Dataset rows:

_ _ _ _ _ _ _

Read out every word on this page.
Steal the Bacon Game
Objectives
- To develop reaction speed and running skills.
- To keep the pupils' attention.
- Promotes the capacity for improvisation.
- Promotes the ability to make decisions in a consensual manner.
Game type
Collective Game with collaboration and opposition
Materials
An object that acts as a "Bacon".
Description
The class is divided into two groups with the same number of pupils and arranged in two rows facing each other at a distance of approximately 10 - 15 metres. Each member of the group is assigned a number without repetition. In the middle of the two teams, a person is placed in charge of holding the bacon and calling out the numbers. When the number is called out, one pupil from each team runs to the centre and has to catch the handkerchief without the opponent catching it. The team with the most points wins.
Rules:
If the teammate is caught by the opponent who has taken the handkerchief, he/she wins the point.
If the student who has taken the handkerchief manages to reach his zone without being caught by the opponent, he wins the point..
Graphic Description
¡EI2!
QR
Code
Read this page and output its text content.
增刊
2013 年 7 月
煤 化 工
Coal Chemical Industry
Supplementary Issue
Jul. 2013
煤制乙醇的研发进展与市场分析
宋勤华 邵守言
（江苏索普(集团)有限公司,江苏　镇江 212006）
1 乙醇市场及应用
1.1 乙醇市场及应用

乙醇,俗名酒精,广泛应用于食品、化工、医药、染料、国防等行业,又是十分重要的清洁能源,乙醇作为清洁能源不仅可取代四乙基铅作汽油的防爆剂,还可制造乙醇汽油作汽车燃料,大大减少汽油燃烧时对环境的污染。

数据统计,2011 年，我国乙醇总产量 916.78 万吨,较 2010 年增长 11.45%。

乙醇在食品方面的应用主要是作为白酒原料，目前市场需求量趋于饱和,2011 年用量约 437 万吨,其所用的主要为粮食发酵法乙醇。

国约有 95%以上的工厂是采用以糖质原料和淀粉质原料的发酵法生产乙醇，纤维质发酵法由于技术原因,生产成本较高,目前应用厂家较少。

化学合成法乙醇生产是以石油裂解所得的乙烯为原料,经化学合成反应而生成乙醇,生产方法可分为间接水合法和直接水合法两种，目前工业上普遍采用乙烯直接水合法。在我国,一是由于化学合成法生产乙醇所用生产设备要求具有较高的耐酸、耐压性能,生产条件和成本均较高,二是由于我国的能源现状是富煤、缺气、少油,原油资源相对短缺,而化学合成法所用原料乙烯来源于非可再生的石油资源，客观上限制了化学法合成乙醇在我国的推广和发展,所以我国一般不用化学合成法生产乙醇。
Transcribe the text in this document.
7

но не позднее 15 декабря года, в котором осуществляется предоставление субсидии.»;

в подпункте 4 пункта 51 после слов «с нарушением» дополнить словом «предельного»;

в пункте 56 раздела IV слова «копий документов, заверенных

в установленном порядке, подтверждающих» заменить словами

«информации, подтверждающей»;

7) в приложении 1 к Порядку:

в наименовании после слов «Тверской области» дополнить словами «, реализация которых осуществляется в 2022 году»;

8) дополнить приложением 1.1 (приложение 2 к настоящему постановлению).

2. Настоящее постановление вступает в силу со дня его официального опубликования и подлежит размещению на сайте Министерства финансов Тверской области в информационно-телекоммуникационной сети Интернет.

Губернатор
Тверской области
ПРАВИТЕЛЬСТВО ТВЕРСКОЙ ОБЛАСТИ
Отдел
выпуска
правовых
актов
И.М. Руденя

_ _ _ _ _ _ _

> [WORK TO BE COMPLETED]
Give an exact copy of all the data shown above.

> [EXERCISE RESPONSE]
Read out every word on this page.
Steal the Bacon Game
Objectives
- To develop reaction speed and running skills.
- To keep the pupils' attention.
- Promotes the capacity for improvisation.
- Promotes the ability to make decisions in a consensual manner.
Game type
Collective Game with collaboration and opposition
Materials
An object that acts as a "Bacon".
Description
The class is divided into two groups with the same number of pupils and arranged in two rows facing each other at a distance of approximately 10 - 15 metres. Each member of the group is assigned a number without repetition. In the middle of the two teams, a person is placed in charge of holding the bacon and calling out the numbers. When the number is called out, one pupil from each team runs to the centre and has to catch the handkerchief without the opponent catching it. The team with the most points wins.
Rules:
If the teammate is caught by the opponent who has taken the handkerchief, he/she wins the point.
If the student who has taken the handkerchief manages to reach his zone without being caught by the opponent, he wins the point..
Graphic Description
¡EI2!
QR
Code
Read this page and output its text content.
增刊
2013 年 7 月
煤 化 工
Coal Chemical Industry
Supplementary Issue
Jul. 2013
煤制乙醇的研发进展与市场分析
宋勤华 邵守言
（江苏索普(集团)有限公司,江苏　镇江 212006）
1 乙醇市场及应用
1.1 乙醇市场及应用

乙醇,俗名酒精,广泛应用于食品、化工、医药、染料、国防等行业,又是十分重要的清洁能源,乙醇作为清洁能源不仅可取代四乙基铅作汽油的防爆剂,还可制造乙醇汽油作汽车燃料,大大减少汽油燃烧时对环境的污染。

数据统计,2011 年，我国乙醇总产量 916.78 万吨,较 2010 年增长 11.45%。

乙醇在食品方面的应用主要是作为白酒原料，目前市场需求量趋于饱和,2011 年用量约 437 万吨,其所用的主要为粮食发酵法乙醇。

国约有 95%以上的工厂是采用以糖质原料和淀粉质原料的发酵法生产乙醇，纤维质发酵法由于技术原因,生产成本较高,目前应用厂家较少。

化学合成法乙醇生产是以石油裂解所得的乙烯为原料,经化学合成反应而生成乙醇,生产方法可分为间接水合法和直接水合法两种，目前工业上普遍采用乙烯直接水合法。在我国,一是由于化学合成法生产乙醇所用生产设备要求具有较高的耐酸、耐压性能,生产条件和成本均较高,二是由于我国的能源现状是富煤、缺气、少油,原油资源相对短缺,而化学合成法所用原料乙烯来源于非可再生的石油资源，客观上限制了化学法合成乙醇在我国的推广和发展,所以我国一般不用化学合成法生产乙醇。
Transcribe the text in this document.
7

но не позднее 15 декабря года, в котором осуществляется предоставление субсидии.»;

в подпункте 4 пункта 51 после слов «с нарушением» дополнить словом «предельного»;

в пункте 56 раздела IV слова «копий документов, заверенных

в установленном порядке, подтверждающих» заменить словами

«информации, подтверждающей»;

7) в приложении 1 к Порядку:

в наименовании после слов «Тверской области» дополнить словами «, реализация которых осуществляется в 2022 году»;

8) дополнить приложением 1.1 (приложение 2 к настоящему постановлению).

2. Настоящее постановление вступает в силу со дня его официального опубликования и подлежит размещению на сайте Министерства финансов Тверской области в информационно-телекоммуникационной сети Интернет.

Губернатор
Тверской области
ПРАВИТЕЛЬСТВО ТВЕРСКОЙ ОБЛАСТИ
Отдел
выпуска
правовых
актов
И.М. Руденя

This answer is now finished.